DESCRIPTION OF THE TASK:
Where a line of the listing below includes the word "celles", reproduce that line.

** begin **

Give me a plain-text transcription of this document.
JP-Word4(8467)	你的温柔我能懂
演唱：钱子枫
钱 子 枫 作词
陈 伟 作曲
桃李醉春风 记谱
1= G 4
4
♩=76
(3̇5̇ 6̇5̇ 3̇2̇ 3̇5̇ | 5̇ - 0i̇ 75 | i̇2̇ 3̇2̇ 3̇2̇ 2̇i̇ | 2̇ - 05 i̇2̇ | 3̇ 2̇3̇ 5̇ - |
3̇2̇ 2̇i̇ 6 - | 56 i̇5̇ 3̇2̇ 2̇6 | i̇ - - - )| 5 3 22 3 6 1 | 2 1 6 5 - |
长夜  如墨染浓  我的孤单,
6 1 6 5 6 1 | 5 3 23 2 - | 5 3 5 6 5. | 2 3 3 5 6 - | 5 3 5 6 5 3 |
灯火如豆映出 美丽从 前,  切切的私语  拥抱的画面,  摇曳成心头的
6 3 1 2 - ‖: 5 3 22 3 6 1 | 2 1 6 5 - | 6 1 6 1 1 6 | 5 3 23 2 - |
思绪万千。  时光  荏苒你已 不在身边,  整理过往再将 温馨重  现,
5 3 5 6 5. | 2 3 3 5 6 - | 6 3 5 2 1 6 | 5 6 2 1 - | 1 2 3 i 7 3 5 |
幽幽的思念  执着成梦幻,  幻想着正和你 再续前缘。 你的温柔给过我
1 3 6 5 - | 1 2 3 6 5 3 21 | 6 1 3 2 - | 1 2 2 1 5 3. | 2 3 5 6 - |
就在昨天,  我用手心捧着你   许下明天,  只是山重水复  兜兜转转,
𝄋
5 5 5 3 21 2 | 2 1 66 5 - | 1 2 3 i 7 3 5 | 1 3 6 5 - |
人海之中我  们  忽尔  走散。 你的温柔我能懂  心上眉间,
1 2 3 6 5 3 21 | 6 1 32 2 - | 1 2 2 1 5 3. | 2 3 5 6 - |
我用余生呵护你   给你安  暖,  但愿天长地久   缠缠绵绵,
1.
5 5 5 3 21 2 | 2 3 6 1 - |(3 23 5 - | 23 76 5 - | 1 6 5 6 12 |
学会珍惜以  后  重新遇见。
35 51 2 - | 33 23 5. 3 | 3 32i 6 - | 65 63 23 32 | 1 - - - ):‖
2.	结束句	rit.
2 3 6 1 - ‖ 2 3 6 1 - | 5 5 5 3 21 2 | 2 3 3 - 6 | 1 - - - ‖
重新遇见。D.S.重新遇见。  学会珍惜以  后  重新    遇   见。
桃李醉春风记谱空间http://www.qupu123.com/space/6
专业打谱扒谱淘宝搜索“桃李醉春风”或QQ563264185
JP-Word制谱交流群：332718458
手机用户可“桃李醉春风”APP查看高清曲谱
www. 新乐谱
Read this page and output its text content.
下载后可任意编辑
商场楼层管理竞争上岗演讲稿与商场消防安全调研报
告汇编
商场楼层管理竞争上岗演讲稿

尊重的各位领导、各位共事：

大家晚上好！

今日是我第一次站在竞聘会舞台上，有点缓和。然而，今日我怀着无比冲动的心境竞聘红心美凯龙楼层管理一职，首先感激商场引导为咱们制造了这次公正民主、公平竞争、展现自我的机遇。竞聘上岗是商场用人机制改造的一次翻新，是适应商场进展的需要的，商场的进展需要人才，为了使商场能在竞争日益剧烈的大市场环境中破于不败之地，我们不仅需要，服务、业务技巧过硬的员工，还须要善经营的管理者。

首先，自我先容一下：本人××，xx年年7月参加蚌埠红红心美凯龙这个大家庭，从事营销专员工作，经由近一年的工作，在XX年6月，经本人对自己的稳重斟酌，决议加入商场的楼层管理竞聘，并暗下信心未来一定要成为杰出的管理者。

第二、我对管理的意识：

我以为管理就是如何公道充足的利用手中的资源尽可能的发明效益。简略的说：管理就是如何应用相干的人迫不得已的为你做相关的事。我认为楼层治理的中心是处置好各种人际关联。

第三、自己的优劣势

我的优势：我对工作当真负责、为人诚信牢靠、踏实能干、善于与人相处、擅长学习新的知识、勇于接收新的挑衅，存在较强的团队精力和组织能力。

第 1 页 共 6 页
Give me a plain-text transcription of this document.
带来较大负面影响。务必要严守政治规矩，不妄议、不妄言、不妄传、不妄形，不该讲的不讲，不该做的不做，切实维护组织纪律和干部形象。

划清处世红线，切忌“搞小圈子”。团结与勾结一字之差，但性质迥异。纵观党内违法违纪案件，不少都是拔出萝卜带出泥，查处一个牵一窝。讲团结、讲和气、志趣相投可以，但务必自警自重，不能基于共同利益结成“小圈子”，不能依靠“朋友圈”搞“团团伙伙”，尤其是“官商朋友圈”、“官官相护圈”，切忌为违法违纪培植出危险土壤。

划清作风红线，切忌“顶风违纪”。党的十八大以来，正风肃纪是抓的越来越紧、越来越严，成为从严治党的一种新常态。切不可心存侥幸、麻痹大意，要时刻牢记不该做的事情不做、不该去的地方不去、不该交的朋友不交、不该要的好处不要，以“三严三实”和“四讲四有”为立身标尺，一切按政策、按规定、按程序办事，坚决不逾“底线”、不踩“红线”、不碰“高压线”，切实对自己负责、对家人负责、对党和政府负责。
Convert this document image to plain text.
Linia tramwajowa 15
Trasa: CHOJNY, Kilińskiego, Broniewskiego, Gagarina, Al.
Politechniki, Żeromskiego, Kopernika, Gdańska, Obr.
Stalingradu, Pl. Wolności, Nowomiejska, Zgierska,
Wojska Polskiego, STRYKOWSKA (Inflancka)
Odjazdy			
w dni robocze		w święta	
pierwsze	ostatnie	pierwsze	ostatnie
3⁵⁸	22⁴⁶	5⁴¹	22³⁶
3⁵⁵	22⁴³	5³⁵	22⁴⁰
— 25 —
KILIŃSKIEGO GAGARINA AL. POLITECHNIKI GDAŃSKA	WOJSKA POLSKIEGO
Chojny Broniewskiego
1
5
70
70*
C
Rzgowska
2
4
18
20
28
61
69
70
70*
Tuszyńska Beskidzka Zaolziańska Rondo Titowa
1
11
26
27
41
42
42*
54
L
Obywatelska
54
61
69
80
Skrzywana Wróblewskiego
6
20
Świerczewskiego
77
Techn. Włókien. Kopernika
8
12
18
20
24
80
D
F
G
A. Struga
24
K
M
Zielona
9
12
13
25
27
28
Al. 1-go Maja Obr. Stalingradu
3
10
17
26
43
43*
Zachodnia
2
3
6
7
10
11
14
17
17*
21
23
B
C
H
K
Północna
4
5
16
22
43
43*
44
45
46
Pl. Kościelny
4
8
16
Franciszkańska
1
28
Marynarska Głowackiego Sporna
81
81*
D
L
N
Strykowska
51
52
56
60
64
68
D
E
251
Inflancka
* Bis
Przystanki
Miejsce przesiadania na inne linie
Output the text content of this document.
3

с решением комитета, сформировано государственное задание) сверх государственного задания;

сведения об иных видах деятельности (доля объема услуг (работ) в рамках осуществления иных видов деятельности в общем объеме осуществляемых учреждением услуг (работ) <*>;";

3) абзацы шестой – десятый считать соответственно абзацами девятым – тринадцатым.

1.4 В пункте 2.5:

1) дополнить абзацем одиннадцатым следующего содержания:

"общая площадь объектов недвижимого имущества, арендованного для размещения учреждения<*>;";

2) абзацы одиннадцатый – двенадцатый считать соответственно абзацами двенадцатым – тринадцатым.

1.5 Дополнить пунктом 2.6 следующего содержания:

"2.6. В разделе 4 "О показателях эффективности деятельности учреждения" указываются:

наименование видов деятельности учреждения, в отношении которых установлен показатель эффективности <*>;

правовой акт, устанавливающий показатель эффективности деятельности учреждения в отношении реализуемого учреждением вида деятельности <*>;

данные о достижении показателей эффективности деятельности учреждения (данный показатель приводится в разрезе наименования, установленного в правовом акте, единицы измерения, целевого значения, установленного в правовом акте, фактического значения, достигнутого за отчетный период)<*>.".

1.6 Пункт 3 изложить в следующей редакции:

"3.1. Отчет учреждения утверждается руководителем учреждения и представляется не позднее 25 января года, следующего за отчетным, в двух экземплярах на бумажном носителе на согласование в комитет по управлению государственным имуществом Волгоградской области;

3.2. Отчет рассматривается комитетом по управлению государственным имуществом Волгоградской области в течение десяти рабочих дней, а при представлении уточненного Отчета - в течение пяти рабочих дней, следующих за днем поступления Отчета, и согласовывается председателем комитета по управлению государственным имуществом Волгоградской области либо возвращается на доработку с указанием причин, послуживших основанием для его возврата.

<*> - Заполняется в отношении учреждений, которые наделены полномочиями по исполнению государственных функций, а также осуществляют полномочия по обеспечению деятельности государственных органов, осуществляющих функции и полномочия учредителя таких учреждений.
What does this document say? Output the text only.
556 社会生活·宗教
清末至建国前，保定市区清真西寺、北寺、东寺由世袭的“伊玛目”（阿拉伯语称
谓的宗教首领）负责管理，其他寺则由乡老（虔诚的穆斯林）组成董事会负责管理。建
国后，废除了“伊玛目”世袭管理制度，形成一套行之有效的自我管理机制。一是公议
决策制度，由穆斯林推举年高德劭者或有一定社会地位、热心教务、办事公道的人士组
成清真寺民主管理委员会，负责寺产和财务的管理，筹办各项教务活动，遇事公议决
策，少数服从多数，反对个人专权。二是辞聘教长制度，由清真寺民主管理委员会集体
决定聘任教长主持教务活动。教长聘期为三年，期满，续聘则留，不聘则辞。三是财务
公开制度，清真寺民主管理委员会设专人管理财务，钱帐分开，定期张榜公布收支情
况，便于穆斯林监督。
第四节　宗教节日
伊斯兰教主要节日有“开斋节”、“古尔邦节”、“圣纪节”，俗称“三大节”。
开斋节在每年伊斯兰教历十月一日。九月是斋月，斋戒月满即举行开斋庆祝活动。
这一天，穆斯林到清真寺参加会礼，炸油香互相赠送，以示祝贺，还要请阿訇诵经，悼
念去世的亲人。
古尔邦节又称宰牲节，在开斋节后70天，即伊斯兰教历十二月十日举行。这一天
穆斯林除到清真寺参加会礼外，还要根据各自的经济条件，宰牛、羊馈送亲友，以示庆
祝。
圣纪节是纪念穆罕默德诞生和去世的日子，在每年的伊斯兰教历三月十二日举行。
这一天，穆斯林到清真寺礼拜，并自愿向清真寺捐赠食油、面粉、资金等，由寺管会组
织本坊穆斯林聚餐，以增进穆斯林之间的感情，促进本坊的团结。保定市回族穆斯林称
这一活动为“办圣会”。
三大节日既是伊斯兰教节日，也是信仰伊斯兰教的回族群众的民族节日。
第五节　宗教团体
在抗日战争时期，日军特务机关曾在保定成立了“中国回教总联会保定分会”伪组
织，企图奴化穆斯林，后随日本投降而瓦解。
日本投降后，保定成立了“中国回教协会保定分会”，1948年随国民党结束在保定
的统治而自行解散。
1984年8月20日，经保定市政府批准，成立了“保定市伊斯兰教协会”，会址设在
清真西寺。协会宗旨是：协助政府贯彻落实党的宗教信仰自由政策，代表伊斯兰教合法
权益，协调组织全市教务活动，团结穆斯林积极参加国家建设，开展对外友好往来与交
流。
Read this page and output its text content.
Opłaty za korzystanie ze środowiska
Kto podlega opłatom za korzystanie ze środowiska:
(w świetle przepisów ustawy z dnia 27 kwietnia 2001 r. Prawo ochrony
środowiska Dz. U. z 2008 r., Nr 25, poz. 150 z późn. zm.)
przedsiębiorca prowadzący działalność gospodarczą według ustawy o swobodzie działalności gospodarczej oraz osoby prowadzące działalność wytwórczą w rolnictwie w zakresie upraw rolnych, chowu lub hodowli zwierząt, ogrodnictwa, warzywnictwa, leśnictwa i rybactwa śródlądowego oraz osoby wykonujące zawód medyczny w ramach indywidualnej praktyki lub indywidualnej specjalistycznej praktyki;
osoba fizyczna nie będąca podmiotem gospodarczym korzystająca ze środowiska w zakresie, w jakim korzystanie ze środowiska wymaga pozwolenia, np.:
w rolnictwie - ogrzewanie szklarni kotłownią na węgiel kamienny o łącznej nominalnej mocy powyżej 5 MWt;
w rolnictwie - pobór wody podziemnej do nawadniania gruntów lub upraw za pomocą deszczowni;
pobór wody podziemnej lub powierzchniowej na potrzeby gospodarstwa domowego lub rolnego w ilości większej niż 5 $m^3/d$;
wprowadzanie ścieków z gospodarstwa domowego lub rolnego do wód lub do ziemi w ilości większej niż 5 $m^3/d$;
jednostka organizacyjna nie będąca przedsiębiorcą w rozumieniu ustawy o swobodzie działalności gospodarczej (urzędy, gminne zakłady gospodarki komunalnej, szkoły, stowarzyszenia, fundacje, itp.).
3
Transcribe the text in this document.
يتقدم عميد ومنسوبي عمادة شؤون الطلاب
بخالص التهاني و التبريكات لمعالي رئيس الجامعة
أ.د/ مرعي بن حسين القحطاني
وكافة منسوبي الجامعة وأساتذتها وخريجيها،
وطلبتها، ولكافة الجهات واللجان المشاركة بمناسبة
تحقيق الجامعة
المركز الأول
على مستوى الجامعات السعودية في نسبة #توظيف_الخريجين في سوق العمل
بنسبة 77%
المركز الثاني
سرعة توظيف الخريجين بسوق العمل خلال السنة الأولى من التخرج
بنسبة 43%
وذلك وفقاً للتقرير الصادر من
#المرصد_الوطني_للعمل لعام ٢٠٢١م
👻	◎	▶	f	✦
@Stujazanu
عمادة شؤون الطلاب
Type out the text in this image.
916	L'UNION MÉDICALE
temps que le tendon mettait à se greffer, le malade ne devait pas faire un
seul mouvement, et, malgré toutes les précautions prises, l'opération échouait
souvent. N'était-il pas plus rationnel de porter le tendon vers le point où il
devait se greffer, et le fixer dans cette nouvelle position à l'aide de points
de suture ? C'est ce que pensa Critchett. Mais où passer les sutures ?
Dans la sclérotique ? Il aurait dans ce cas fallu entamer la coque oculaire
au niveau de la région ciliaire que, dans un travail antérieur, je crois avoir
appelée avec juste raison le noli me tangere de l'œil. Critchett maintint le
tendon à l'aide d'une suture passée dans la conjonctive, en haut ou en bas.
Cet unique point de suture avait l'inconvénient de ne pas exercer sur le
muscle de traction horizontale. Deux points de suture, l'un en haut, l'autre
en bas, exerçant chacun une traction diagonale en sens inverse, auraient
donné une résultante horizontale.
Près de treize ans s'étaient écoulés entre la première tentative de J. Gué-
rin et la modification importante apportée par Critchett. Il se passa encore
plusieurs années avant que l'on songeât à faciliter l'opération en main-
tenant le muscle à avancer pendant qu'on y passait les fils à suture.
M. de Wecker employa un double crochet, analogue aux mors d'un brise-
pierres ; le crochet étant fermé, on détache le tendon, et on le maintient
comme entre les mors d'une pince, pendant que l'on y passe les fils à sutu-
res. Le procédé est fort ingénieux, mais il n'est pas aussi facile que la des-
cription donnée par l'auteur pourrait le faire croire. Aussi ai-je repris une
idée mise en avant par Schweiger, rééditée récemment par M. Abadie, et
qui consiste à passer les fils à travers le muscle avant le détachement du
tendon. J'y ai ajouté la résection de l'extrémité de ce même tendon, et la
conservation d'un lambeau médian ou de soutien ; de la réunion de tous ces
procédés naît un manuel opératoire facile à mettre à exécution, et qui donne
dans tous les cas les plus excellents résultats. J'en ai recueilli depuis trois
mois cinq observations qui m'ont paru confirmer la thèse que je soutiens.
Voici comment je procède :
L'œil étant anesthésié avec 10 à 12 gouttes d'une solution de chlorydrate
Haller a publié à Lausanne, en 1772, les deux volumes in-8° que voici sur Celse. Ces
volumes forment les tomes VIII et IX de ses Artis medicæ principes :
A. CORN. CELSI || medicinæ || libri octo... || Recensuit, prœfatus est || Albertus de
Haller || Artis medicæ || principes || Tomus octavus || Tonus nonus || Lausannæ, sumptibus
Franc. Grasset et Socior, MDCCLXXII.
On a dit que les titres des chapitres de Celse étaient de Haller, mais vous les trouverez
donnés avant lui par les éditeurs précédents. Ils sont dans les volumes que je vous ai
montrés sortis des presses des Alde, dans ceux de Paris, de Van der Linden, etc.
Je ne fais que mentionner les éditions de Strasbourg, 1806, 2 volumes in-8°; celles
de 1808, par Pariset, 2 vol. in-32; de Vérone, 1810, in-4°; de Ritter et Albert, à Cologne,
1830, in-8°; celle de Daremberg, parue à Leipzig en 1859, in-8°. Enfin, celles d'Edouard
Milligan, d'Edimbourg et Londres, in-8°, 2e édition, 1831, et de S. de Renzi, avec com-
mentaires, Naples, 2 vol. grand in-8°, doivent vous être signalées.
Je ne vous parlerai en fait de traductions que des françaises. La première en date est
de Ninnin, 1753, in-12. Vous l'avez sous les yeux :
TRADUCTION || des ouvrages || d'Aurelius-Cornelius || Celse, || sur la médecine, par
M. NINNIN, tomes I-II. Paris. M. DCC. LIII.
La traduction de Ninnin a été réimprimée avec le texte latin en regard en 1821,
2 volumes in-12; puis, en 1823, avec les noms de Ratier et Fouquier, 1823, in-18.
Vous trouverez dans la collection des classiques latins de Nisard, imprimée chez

** end **

EXERCISE RESPONSE:
Je ne fais que mentionner les éditions de Strasbourg, 1806, 2 volumes in-8°; celles
1830, in-8°; celle de Daremberg, parue à Leipzig en 1859, in-8°. Enfin, celles d'Edouard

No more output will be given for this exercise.